### Exercise description
Pick out each line containing the string "median".
────────────────────
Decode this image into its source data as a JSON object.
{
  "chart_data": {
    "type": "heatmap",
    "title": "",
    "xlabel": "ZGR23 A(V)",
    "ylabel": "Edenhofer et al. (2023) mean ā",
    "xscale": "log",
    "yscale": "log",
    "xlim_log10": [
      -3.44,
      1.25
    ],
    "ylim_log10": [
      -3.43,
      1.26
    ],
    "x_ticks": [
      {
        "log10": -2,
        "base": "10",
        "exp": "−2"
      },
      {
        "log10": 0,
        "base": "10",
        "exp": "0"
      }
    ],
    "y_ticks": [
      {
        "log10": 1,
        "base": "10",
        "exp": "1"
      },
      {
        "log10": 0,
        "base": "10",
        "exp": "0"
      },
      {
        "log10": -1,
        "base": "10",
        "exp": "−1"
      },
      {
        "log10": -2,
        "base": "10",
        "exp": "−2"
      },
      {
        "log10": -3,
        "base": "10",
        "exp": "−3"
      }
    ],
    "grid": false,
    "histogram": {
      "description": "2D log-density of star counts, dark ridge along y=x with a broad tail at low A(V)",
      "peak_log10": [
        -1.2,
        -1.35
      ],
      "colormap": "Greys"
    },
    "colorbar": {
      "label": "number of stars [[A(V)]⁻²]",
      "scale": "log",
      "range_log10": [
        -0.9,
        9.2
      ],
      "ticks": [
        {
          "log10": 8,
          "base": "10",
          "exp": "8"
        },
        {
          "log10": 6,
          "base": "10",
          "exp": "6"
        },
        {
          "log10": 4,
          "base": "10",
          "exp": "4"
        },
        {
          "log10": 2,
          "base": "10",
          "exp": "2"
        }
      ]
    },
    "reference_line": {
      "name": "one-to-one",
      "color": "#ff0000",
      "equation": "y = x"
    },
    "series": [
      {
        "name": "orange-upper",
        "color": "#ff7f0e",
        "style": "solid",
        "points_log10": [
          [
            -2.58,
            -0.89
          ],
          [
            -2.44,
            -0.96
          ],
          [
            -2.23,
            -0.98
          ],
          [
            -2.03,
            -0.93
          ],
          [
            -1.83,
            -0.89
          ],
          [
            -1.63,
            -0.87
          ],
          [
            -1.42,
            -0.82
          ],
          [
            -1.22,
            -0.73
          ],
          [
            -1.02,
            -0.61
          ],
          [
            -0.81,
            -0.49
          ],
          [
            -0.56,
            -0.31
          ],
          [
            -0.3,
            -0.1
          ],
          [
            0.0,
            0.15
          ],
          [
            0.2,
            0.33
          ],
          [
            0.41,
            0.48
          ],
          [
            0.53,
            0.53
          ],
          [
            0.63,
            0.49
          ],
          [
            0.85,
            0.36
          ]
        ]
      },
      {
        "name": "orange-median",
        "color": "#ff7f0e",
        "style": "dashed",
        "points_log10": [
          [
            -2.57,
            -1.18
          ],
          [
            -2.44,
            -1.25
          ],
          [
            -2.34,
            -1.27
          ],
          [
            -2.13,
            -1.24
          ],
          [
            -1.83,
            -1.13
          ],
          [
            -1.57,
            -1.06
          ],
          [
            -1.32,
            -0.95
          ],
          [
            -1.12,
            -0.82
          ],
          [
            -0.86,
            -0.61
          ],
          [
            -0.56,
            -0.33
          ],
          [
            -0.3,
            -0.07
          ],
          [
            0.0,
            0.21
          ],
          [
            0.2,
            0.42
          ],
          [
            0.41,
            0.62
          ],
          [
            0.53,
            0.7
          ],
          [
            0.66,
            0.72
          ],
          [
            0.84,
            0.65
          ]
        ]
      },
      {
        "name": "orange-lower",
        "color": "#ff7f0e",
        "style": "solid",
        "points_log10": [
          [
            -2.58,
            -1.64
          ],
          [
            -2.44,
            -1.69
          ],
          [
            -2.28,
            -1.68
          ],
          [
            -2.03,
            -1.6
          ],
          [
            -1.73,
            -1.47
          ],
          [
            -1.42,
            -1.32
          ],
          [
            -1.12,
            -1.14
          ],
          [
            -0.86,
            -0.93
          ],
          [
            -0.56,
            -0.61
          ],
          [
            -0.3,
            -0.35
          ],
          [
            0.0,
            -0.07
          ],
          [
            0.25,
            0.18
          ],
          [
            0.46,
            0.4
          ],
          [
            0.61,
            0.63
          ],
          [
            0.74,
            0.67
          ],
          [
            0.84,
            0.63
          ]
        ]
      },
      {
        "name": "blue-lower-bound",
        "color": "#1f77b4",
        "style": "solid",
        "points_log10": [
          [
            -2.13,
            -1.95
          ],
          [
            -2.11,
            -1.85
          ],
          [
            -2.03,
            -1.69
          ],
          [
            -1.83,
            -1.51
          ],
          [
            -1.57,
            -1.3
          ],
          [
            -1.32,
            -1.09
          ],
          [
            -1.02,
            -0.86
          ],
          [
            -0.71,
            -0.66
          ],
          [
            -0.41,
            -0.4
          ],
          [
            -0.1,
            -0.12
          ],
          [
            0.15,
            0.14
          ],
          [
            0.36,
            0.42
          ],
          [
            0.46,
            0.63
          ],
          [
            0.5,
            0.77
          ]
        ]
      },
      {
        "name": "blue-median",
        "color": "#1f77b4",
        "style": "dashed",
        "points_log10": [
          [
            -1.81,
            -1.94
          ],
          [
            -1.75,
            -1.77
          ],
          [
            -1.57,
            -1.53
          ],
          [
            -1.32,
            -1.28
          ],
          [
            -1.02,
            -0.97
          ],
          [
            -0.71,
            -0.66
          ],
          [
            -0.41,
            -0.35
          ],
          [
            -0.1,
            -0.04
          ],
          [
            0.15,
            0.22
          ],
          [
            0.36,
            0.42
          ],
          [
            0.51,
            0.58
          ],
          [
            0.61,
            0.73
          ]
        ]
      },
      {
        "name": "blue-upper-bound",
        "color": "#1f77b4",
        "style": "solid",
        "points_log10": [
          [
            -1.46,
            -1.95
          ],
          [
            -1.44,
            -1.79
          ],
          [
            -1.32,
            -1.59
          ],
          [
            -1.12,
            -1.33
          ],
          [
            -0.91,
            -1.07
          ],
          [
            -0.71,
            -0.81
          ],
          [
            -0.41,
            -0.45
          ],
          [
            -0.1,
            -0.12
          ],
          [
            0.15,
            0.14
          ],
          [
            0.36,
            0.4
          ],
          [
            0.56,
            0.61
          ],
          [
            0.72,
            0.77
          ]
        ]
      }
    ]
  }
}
────────────────────
### Expected answer
        "name": "orange-median",
        "name": "blue-median",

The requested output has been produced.